**EXERCISE DESCRIPTION:**
Give the listing again exactly, omitting its images.
----- RECORDS SHOWN -----
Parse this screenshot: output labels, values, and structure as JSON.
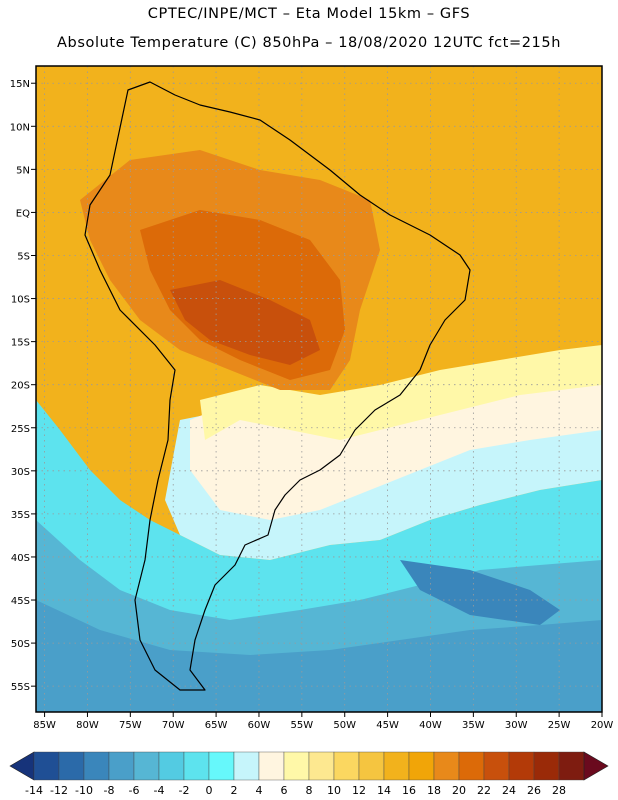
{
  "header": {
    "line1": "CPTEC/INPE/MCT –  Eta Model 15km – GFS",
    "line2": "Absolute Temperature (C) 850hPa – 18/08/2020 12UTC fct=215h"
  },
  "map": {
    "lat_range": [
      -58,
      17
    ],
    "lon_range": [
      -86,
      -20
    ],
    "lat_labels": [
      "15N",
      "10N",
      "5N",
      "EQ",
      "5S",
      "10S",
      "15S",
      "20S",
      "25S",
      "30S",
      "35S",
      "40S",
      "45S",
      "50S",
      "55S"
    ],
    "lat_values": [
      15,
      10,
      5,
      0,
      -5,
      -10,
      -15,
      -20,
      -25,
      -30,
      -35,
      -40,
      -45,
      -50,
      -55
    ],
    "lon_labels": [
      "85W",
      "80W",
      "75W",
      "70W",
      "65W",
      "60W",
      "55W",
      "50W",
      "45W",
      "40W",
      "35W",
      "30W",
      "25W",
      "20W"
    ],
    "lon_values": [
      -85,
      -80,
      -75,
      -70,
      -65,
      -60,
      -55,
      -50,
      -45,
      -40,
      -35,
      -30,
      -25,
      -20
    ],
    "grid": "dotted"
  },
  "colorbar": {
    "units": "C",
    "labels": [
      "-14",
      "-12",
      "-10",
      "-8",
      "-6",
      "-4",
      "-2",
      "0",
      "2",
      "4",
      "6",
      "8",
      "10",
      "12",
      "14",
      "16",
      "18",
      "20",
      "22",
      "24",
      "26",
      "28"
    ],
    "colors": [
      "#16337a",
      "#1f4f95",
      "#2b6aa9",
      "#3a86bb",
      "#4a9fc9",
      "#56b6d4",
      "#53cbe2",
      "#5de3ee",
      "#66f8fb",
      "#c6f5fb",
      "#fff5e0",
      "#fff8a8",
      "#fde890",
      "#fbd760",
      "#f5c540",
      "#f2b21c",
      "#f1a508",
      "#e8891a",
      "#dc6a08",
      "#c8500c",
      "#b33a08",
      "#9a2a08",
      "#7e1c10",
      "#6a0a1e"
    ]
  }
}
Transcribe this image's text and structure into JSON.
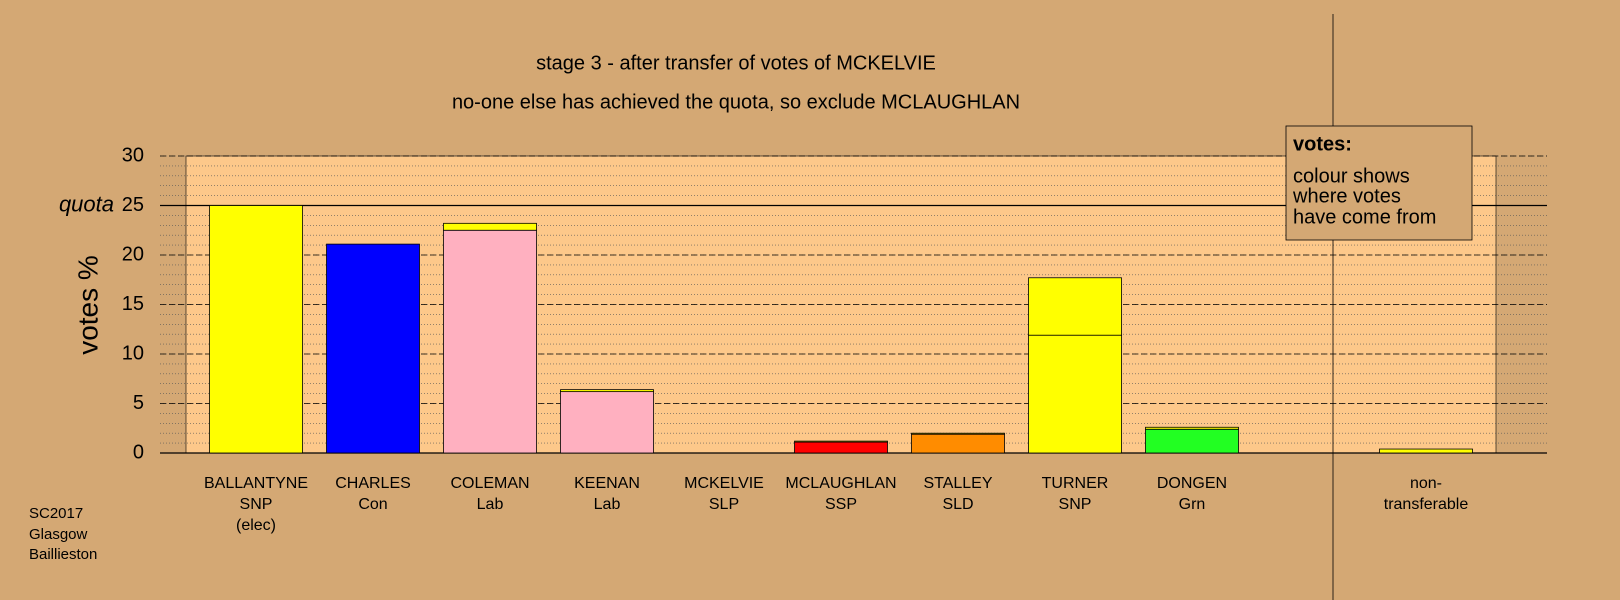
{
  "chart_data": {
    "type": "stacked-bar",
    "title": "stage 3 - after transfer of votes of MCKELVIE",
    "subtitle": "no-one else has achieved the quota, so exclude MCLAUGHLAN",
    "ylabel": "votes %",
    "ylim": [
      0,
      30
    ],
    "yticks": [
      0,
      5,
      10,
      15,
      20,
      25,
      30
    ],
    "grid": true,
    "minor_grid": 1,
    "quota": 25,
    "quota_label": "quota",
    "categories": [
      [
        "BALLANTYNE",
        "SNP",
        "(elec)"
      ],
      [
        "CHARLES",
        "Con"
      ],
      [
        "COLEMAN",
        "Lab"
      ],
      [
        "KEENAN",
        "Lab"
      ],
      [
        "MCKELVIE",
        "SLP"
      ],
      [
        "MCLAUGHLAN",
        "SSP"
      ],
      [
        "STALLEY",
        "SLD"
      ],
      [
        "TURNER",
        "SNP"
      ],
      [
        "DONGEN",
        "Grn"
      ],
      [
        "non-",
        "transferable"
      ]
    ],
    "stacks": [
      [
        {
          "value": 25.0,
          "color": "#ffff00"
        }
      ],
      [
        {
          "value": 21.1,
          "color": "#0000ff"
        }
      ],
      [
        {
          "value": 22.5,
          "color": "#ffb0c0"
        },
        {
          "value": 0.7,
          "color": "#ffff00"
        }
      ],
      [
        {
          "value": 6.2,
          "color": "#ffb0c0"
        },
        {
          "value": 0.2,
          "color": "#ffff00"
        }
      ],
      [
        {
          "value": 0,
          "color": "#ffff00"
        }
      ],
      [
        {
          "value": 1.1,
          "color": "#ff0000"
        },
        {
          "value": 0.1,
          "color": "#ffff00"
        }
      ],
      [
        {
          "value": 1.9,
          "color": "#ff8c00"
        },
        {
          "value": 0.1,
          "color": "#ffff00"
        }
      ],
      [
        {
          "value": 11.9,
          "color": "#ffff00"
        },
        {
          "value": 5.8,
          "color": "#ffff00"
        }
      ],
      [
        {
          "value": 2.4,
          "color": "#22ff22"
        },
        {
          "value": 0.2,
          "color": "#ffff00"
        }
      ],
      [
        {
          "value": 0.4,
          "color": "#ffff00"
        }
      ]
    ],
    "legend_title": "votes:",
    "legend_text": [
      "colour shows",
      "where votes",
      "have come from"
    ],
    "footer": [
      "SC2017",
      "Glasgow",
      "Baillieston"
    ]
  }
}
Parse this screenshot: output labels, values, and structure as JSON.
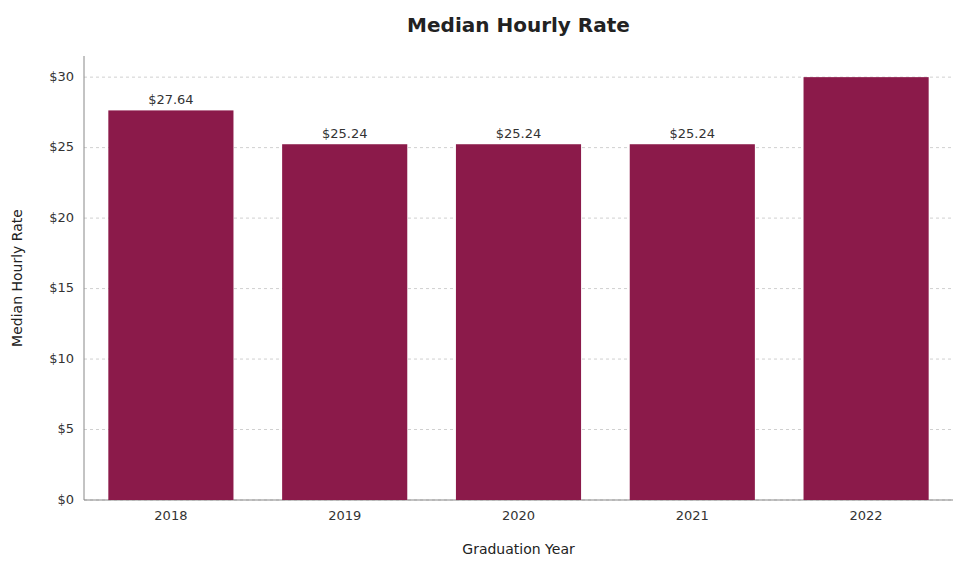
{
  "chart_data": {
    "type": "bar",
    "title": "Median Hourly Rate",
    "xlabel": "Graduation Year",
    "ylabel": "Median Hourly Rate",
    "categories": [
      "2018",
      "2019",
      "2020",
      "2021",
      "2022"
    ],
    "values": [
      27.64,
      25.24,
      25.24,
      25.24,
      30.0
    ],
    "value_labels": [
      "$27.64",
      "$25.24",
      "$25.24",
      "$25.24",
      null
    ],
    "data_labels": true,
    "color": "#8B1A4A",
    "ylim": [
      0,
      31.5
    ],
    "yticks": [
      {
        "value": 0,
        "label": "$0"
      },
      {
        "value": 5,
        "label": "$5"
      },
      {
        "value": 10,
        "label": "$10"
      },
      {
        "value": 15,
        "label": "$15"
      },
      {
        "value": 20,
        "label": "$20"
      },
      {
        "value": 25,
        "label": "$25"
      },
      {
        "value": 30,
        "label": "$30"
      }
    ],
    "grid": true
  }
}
-----
**WRITTEN SOLUTION:**
Parse this screenshot: output labels, values, and structure as JSON.
{
  "header": {
    "line1": "CPTEC/INPE/MCT –  Eta Model 15km – GFS",
    "line2": "Absolute Temperature (C) 850hPa – 18/08/2020 12UTC fct=215h"
  },
  "map": {
    "lat_range": [
      -58,
      17
    ],
    "lon_range": [
      -86,
      -20
    ],
    "lat_labels": [
      "15N",
      "10N",
      "5N",
      "EQ",
      "5S",
      "10S",
      "15S",
      "20S",
      "25S",
      "30S",
      "35S",
      "40S",
      "45S",
      "50S",
      "55S"
    ],
    "lat_values": [
      15,
      10,
      5,
      0,
      -5,
      -10,
      -15,
      -20,
      -25,
      -30,
      -35,
      -40,
      -45,
      -50,
      -55
    ],
    "lon_labels": [
      "85W",
      "80W",
      "75W",
      "70W",
      "65W",
      "60W",
      "55W",
      "50W",
      "45W",
      "40W",
      "35W",
      "30W",
      "25W",
      "20W"
    ],
    "lon_values": [
      -85,
      -80,
      -75,
      -70,
      -65,
      -60,
      -55,
      -50,
      -45,
      -40,
      -35,
      -30,
      -25,
      -20
    ],
    "grid": "dotted"
  },
  "colorbar": {
    "units": "C",
    "labels": [
      "-14",
      "-12",
      "-10",
      "-8",
      "-6",
      "-4",
      "-2",
      "0",
      "2",
      "4",
      "6",
      "8",
      "10",
      "12",
      "14",
      "16",
      "18",
      "20",
      "22",
      "24",
      "26",
      "28"
    ],
    "colors": [
      "#16337a",
      "#1f4f95",
      "#2b6aa9",
      "#3a86bb",
      "#4a9fc9",
      "#56b6d4",
      "#53cbe2",
      "#5de3ee",
      "#66f8fb",
      "#c6f5fb",
      "#fff5e0",
      "#fff8a8",
      "#fde890",
      "#fbd760",
      "#f5c540",
      "#f2b21c",
      "#f1a508",
      "#e8891a",
      "#dc6a08",
      "#c8500c",
      "#b33a08",
      "#9a2a08",
      "#7e1c10",
      "#6a0a1e"
    ]
  }
}
Transcribe this image's text and structure into JSON.
{
  "chart_data": {
    "type": "stacked-bar",
    "title": "stage 3 - after transfer of votes of MCKELVIE",
    "subtitle": "no-one else has achieved the quota, so exclude MCLAUGHLAN",
    "ylabel": "votes %",
    "ylim": [
      0,
      30
    ],
    "yticks": [
      0,
      5,
      10,
      15,
      20,
      25,
      30
    ],
    "grid": true,
    "minor_grid": 1,
    "quota": 25,
    "quota_label": "quota",
    "categories": [
      [
        "BALLANTYNE",
        "SNP",
        "(elec)"
      ],
      [
        "CHARLES",
        "Con"
      ],
      [
        "COLEMAN",
        "Lab"
      ],
      [
        "KEENAN",
        "Lab"
      ],
      [
        "MCKELVIE",
        "SLP"
      ],
      [
        "MCLAUGHLAN",
        "SSP"
      ],
      [
        "STALLEY",
        "SLD"
      ],
      [
        "TURNER",
        "SNP"
      ],
      [
        "DONGEN",
        "Grn"
      ],
      [
        "non-",
        "transferable"
      ]
    ],
    "stacks": [
      [
        {
          "value": 25.0,
          "color": "#ffff00"
        }
      ],
      [
        {
          "value": 21.1,
          "color": "#0000ff"
        }
      ],
      [
        {
          "value": 22.5,
          "color": "#ffb0c0"
        },
        {
          "value": 0.7,
          "color": "#ffff00"
        }
      ],
      [
        {
          "value": 6.2,
          "color": "#ffb0c0"
        },
        {
          "value": 0.2,
          "color": "#ffff00"
        }
      ],
      [
        {
          "value": 0,
          "color": "#ffff00"
        }
      ],
      [
        {
          "value": 1.1,
          "color": "#ff0000"
        },
        {
          "value": 0.1,
          "color": "#ffff00"
        }
      ],
      [
        {
          "value": 1.9,
          "color": "#ff8c00"
        },
        {
          "value": 0.1,
          "color": "#ffff00"
        }
      ],
      [
        {
          "value": 11.9,
          "color": "#ffff00"
        },
        {
          "value": 5.8,
          "color": "#ffff00"
        }
      ],
      [
        {
          "value": 2.4,
          "color": "#22ff22"
        },
        {
          "value": 0.2,
          "color": "#ffff00"
        }
      ],
      [
        {
          "value": 0.4,
          "color": "#ffff00"
        }
      ]
    ],
    "legend_title": "votes:",
    "legend_text": [
      "colour shows",
      "where votes",
      "have come from"
    ],
    "footer": [
      "SC2017",
      "Glasgow",
      "Baillieston"
    ]
  }
}
Parse this screenshot: output labels, values, and structure as JSON.
{
  "chart_data": {
    "type": "bar",
    "title": "Median Hourly Rate",
    "xlabel": "Graduation Year",
    "ylabel": "Median Hourly Rate",
    "categories": [
      "2018",
      "2019",
      "2020",
      "2021",
      "2022"
    ],
    "values": [
      27.64,
      25.24,
      25.24,
      25.24,
      30.0
    ],
    "value_labels": [
      "$27.64",
      "$25.24",
      "$25.24",
      "$25.24",
      null
    ],
    "data_labels": true,
    "color": "#8B1A4A",
    "ylim": [
      0,
      31.5
    ],
    "yticks": [
      {
        "value": 0,
        "label": "$0"
      },
      {
        "value": 5,
        "label": "$5"
      },
      {
        "value": 10,
        "label": "$10"
      },
      {
        "value": 15,
        "label": "$15"
      },
      {
        "value": 20,
        "label": "$20"
      },
      {
        "value": 25,
        "label": "$25"
      },
      {
        "value": 30,
        "label": "$30"
      }
    ],
    "grid": true
  }
}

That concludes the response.